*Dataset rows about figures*
________________________

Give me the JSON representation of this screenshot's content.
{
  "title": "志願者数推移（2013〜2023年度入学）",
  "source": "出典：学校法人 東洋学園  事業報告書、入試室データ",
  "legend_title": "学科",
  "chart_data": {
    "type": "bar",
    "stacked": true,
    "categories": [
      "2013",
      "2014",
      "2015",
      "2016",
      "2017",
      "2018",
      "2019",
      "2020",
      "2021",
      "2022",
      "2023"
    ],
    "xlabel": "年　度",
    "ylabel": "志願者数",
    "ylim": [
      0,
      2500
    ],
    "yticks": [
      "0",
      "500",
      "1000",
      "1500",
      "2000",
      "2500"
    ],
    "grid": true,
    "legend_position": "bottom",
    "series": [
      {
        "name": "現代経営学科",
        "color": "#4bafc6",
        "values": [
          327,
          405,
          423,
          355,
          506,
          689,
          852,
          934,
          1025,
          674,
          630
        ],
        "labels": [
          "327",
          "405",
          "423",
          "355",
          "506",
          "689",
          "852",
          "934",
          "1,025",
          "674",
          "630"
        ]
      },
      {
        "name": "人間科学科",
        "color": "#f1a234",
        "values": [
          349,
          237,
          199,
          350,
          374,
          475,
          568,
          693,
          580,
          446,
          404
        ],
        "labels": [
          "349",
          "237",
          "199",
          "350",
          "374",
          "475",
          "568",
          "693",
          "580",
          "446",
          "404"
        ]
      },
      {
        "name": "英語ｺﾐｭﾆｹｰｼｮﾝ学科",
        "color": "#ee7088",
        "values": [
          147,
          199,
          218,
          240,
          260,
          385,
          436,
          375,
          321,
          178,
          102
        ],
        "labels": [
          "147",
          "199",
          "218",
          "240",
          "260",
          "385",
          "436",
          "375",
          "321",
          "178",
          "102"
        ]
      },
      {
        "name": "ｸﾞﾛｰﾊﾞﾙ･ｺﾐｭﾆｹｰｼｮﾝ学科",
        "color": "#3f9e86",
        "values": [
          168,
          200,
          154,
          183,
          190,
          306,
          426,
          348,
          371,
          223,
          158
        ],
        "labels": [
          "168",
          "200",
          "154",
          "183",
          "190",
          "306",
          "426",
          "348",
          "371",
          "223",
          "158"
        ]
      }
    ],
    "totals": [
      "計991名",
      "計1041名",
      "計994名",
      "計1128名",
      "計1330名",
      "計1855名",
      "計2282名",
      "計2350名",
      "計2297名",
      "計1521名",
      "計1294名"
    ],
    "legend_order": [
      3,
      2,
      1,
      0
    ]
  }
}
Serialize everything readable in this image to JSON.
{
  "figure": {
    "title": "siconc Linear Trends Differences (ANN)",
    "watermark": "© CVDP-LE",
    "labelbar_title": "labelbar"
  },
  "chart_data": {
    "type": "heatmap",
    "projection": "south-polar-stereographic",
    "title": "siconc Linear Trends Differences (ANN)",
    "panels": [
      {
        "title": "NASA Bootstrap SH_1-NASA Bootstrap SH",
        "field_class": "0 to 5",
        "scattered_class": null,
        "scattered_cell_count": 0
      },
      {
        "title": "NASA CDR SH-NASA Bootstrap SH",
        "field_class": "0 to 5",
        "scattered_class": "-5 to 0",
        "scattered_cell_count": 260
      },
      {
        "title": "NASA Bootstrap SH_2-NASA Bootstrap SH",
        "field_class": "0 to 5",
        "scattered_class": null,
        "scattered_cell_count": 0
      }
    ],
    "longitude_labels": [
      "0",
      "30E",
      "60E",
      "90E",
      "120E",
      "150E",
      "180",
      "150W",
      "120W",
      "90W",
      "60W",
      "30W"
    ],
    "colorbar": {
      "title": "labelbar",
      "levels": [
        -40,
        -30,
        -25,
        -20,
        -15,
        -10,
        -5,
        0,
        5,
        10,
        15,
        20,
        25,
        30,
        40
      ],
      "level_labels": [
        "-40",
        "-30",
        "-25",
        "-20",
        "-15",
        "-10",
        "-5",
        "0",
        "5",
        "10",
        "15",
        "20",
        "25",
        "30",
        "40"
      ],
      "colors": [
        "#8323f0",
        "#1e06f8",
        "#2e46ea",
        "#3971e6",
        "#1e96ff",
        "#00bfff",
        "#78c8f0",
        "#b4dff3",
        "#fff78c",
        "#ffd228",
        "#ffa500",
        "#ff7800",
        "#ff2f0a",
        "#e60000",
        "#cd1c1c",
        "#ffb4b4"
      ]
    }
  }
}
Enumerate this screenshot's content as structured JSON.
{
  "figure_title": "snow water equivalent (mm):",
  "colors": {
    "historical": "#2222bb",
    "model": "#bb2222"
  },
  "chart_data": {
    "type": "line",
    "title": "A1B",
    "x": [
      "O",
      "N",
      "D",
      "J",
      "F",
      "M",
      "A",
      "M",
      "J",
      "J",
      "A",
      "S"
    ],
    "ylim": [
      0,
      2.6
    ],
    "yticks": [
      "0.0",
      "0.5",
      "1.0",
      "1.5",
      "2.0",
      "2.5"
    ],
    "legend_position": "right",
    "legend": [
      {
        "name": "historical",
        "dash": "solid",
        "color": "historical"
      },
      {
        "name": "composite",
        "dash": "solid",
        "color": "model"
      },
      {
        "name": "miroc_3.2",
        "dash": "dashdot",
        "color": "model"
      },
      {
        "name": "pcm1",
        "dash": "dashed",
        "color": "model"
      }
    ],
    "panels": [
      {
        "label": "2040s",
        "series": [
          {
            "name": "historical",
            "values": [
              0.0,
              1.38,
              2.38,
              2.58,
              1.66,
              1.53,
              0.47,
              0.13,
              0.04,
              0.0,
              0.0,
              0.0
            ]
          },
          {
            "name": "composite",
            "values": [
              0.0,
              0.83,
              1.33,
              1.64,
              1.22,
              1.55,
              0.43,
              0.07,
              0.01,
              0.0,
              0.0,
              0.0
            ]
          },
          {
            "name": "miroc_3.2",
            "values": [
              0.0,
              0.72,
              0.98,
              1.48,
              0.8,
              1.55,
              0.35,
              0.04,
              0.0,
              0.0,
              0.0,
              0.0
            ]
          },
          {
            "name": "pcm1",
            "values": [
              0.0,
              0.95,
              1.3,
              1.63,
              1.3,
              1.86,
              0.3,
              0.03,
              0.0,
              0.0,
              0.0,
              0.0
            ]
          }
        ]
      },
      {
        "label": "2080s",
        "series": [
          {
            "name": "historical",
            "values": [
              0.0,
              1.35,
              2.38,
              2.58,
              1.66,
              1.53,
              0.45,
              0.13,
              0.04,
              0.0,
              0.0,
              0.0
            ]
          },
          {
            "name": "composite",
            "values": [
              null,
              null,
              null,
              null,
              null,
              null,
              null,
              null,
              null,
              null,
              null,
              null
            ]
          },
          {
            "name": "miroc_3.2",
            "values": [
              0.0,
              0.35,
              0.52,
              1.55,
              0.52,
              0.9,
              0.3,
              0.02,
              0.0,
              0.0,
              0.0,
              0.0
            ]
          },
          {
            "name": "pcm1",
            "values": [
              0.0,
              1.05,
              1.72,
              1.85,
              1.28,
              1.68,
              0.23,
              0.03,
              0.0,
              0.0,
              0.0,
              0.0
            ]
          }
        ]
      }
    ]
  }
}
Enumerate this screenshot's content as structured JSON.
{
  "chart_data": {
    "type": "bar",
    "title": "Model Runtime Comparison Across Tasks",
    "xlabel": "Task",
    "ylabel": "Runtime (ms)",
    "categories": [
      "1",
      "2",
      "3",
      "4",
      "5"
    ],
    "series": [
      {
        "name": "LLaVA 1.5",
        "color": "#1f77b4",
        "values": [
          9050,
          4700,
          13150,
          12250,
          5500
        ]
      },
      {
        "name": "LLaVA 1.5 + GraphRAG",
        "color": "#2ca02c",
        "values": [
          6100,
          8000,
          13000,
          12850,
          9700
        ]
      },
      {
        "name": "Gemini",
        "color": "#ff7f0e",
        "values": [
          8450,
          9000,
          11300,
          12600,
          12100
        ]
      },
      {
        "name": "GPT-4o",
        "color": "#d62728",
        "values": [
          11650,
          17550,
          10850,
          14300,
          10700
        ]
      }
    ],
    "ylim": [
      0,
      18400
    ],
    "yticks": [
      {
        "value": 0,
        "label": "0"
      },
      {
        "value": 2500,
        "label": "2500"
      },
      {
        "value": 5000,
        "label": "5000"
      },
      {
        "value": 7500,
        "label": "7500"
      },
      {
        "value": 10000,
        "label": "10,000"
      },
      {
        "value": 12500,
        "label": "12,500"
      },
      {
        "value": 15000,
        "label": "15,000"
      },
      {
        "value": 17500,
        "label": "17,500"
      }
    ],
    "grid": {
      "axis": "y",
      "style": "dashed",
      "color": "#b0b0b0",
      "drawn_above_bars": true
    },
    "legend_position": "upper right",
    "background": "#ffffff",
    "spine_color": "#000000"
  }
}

________________________

*What the exercise asks*
Pick out the lines that have the word "LLaVA". Copy them all.

*Solution for this task*
        "name": "LLaVA 1.5",
        "name": "LLaVA 1.5 + GraphRAG",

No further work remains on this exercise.